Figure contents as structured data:

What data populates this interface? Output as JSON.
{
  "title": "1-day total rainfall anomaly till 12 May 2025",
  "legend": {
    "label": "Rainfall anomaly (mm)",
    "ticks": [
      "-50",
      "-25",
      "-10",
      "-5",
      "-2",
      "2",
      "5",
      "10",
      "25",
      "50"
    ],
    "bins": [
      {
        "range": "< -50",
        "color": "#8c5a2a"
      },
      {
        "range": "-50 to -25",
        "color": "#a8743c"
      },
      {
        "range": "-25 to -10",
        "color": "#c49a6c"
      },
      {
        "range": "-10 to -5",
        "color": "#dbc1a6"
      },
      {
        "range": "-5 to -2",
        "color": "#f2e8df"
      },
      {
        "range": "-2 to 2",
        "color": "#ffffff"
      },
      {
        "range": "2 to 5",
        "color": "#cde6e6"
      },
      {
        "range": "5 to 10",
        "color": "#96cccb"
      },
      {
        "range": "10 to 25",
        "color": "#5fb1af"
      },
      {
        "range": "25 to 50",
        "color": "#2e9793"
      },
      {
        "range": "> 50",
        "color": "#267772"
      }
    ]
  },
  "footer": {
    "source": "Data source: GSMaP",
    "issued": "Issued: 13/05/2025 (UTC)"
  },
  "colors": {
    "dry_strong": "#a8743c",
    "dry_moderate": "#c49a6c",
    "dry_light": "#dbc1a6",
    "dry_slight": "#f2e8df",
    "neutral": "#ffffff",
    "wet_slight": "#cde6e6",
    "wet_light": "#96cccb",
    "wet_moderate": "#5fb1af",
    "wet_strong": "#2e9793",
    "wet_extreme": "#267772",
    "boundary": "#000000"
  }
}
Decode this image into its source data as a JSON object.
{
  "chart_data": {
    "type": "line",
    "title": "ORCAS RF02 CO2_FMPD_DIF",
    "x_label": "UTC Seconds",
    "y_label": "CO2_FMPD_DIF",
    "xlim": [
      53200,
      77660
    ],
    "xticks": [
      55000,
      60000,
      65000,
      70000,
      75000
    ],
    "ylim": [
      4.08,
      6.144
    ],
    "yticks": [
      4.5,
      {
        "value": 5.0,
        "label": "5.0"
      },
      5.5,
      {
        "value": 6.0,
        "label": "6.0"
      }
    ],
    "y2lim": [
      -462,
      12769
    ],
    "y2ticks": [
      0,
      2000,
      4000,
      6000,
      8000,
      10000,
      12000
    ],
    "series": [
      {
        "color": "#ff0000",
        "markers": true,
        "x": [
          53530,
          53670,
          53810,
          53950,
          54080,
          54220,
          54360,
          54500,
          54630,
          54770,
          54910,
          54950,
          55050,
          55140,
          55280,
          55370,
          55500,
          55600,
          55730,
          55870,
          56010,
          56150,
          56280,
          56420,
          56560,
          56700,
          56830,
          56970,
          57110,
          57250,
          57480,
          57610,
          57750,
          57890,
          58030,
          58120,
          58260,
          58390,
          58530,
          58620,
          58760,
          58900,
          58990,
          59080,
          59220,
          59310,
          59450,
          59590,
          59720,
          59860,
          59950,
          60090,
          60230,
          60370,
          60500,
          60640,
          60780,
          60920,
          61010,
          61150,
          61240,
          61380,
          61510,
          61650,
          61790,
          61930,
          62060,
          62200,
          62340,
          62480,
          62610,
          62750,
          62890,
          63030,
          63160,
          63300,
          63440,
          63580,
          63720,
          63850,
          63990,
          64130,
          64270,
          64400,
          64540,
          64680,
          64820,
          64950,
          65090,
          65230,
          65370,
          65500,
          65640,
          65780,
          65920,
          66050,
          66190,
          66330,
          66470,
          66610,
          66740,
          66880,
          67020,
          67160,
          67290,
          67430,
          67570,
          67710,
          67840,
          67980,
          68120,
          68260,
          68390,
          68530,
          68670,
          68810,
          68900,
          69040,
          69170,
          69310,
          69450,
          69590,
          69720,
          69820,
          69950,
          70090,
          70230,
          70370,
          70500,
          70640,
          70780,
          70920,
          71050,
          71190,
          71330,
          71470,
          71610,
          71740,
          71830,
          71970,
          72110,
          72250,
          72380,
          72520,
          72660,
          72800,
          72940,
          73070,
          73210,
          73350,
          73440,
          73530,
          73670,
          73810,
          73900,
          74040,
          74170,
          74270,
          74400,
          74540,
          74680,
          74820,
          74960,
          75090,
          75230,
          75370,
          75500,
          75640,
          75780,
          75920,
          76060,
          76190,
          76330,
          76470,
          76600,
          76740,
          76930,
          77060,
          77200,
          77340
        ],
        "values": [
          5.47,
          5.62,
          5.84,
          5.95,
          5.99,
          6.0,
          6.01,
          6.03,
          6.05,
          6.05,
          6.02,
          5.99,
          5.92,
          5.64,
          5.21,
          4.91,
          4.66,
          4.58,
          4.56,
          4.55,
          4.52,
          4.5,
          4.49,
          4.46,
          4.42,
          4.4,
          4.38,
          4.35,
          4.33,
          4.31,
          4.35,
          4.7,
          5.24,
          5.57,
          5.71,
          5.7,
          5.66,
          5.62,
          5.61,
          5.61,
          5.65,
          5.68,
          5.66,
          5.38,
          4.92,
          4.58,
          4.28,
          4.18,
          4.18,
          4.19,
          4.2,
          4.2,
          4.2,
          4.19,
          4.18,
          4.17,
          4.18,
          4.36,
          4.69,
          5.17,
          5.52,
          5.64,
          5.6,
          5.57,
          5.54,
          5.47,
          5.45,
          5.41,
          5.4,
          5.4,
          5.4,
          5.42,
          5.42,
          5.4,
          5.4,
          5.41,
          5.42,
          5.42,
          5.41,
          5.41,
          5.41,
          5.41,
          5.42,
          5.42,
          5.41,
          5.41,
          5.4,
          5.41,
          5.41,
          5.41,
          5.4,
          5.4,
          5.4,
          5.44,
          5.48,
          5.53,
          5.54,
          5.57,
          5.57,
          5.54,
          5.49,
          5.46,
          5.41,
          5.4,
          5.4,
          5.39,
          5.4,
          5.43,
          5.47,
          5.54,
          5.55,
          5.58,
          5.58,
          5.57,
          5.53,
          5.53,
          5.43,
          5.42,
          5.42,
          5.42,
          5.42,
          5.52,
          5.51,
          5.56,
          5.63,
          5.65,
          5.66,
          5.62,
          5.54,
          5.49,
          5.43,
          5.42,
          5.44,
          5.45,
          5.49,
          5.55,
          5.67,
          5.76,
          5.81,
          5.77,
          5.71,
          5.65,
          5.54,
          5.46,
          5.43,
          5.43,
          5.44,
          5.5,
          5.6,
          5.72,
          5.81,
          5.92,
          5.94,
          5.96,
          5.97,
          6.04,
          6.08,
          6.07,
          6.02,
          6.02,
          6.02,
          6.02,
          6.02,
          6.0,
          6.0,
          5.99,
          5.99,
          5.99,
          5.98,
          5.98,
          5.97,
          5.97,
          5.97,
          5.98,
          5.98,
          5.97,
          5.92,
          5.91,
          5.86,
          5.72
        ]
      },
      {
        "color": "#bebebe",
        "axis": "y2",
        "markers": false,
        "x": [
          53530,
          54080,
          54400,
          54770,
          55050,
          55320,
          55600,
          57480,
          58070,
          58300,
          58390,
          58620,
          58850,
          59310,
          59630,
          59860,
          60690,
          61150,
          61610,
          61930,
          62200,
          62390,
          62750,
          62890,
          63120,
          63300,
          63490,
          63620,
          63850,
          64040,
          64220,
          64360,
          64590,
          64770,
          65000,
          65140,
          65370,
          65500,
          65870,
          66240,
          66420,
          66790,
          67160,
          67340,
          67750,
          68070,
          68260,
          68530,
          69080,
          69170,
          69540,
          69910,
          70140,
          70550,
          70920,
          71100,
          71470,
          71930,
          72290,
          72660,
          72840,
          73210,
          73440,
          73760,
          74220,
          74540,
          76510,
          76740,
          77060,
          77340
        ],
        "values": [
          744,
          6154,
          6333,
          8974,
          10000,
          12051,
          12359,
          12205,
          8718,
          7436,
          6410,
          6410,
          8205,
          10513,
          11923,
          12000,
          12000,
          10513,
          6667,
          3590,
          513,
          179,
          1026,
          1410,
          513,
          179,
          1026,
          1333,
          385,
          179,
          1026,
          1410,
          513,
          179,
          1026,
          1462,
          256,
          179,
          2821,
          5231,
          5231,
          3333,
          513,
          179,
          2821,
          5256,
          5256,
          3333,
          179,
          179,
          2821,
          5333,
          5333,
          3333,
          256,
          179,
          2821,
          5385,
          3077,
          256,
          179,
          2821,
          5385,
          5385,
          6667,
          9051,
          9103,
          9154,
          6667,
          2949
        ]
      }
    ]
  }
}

EXERCISE OBJECTIVE: Give the count of lines containing "range", with no added text.

RESPONSE TO THE EXERCISE: 11